### Exercise brief
Would you repeat the listing exactly but omit every picture?

### Supplied data
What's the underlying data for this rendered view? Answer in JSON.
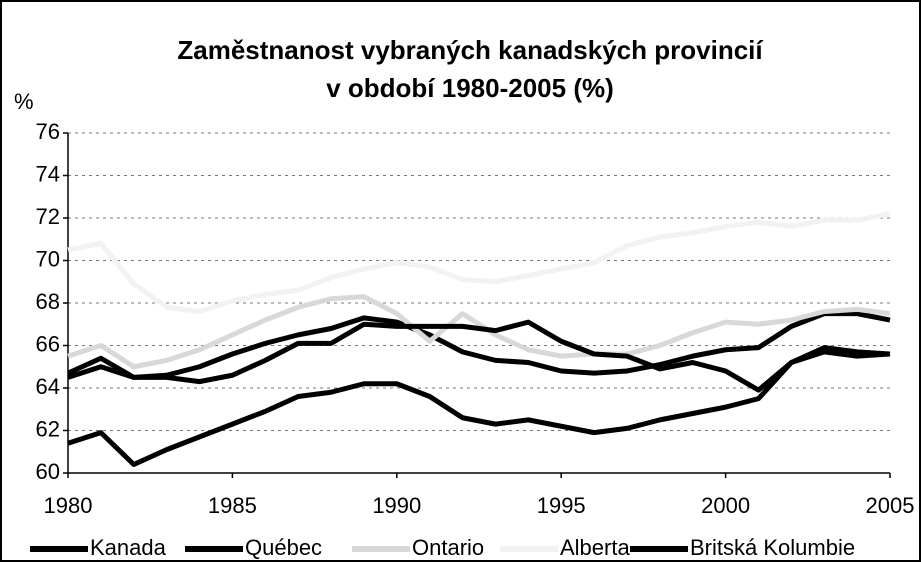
{
  "chart_data": {
    "type": "line",
    "title": "Zaměstnanost vybraných kanadských provincií",
    "subtitle": "v období 1980-2005 (%)",
    "y_label": "%",
    "x": [
      1980,
      1981,
      1982,
      1983,
      1984,
      1985,
      1986,
      1987,
      1988,
      1989,
      1990,
      1991,
      1992,
      1993,
      1994,
      1995,
      1996,
      1997,
      1998,
      1999,
      2000,
      2001,
      2002,
      2003,
      2004,
      2005
    ],
    "xlim": [
      1980,
      2005
    ],
    "xticks": [
      1980,
      1985,
      1990,
      1995,
      2000,
      2005
    ],
    "ylim": [
      60,
      76
    ],
    "yticks": [
      60,
      62,
      64,
      66,
      68,
      70,
      72,
      74,
      76
    ],
    "grid": true,
    "legend": "bottom",
    "series": [
      {
        "name": "Kanada",
        "color": "#000000",
        "values": [
          64.7,
          65.4,
          64.5,
          64.6,
          65.0,
          65.6,
          66.1,
          66.5,
          66.8,
          67.3,
          67.1,
          66.5,
          65.7,
          65.3,
          65.2,
          64.8,
          64.7,
          64.8,
          65.1,
          65.5,
          65.8,
          65.9,
          66.9,
          67.5,
          67.5,
          67.2
        ]
      },
      {
        "name": "Québec",
        "color": "#000000",
        "values": [
          61.4,
          61.9,
          60.4,
          61.1,
          61.7,
          62.3,
          62.9,
          63.6,
          63.8,
          64.2,
          64.2,
          63.6,
          62.6,
          62.3,
          62.5,
          62.2,
          61.9,
          62.1,
          62.5,
          62.8,
          63.1,
          63.5,
          65.2,
          65.7,
          65.5,
          65.6
        ]
      },
      {
        "name": "Ontario",
        "color": "#d8d8d8",
        "values": [
          65.5,
          66.0,
          65.0,
          65.3,
          65.8,
          66.5,
          67.2,
          67.8,
          68.2,
          68.3,
          67.5,
          66.2,
          67.5,
          66.5,
          65.8,
          65.5,
          65.6,
          65.6,
          66.0,
          66.6,
          67.1,
          67.0,
          67.2,
          67.6,
          67.7,
          67.5
        ]
      },
      {
        "name": "Alberta",
        "color": "#f2f2f2",
        "values": [
          70.5,
          70.8,
          68.9,
          67.8,
          67.6,
          68.1,
          68.4,
          68.6,
          69.2,
          69.6,
          69.9,
          69.7,
          69.1,
          69.0,
          69.3,
          69.6,
          69.9,
          70.7,
          71.1,
          71.3,
          71.6,
          71.8,
          71.6,
          71.9,
          71.9,
          72.2
        ]
      },
      {
        "name": "Britská Kolumbie",
        "color": "#000000",
        "values": [
          64.5,
          65.0,
          64.5,
          64.5,
          64.3,
          64.6,
          65.3,
          66.1,
          66.1,
          67.0,
          66.9,
          66.9,
          66.9,
          66.7,
          67.1,
          66.2,
          65.6,
          65.5,
          64.9,
          65.2,
          64.8,
          63.9,
          65.2,
          65.9,
          65.7,
          65.6
        ]
      }
    ]
  }
}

### Answer to the exercise
What's the underlying data for this rendered view? Answer in JSON.
{
  "chart_data": {
    "type": "line",
    "title": "Zaměstnanost vybraných kanadských provincií",
    "subtitle": "v období 1980-2005 (%)",
    "y_label": "%",
    "x": [
      1980,
      1981,
      1982,
      1983,
      1984,
      1985,
      1986,
      1987,
      1988,
      1989,
      1990,
      1991,
      1992,
      1993,
      1994,
      1995,
      1996,
      1997,
      1998,
      1999,
      2000,
      2001,
      2002,
      2003,
      2004,
      2005
    ],
    "xlim": [
      1980,
      2005
    ],
    "xticks": [
      1980,
      1985,
      1990,
      1995,
      2000,
      2005
    ],
    "ylim": [
      60,
      76
    ],
    "yticks": [
      60,
      62,
      64,
      66,
      68,
      70,
      72,
      74,
      76
    ],
    "grid": true,
    "legend": "bottom",
    "series": [
      {
        "name": "Kanada",
        "color": "#000000",
        "values": [
          64.7,
          65.4,
          64.5,
          64.6,
          65.0,
          65.6,
          66.1,
          66.5,
          66.8,
          67.3,
          67.1,
          66.5,
          65.7,
          65.3,
          65.2,
          64.8,
          64.7,
          64.8,
          65.1,
          65.5,
          65.8,
          65.9,
          66.9,
          67.5,
          67.5,
          67.2
        ]
      },
      {
        "name": "Québec",
        "color": "#000000",
        "values": [
          61.4,
          61.9,
          60.4,
          61.1,
          61.7,
          62.3,
          62.9,
          63.6,
          63.8,
          64.2,
          64.2,
          63.6,
          62.6,
          62.3,
          62.5,
          62.2,
          61.9,
          62.1,
          62.5,
          62.8,
          63.1,
          63.5,
          65.2,
          65.7,
          65.5,
          65.6
        ]
      },
      {
        "name": "Ontario",
        "color": "#d8d8d8",
        "values": [
          65.5,
          66.0,
          65.0,
          65.3,
          65.8,
          66.5,
          67.2,
          67.8,
          68.2,
          68.3,
          67.5,
          66.2,
          67.5,
          66.5,
          65.8,
          65.5,
          65.6,
          65.6,
          66.0,
          66.6,
          67.1,
          67.0,
          67.2,
          67.6,
          67.7,
          67.5
        ]
      },
      {
        "name": "Alberta",
        "color": "#f2f2f2",
        "values": [
          70.5,
          70.8,
          68.9,
          67.8,
          67.6,
          68.1,
          68.4,
          68.6,
          69.2,
          69.6,
          69.9,
          69.7,
          69.1,
          69.0,
          69.3,
          69.6,
          69.9,
          70.7,
          71.1,
          71.3,
          71.6,
          71.8,
          71.6,
          71.9,
          71.9,
          72.2
        ]
      },
      {
        "name": "Britská Kolumbie",
        "color": "#000000",
        "values": [
          64.5,
          65.0,
          64.5,
          64.5,
          64.3,
          64.6,
          65.3,
          66.1,
          66.1,
          67.0,
          66.9,
          66.9,
          66.9,
          66.7,
          67.1,
          66.2,
          65.6,
          65.5,
          64.9,
          65.2,
          64.8,
          63.9,
          65.2,
          65.9,
          65.7,
          65.6
        ]
      }
    ]
  }
}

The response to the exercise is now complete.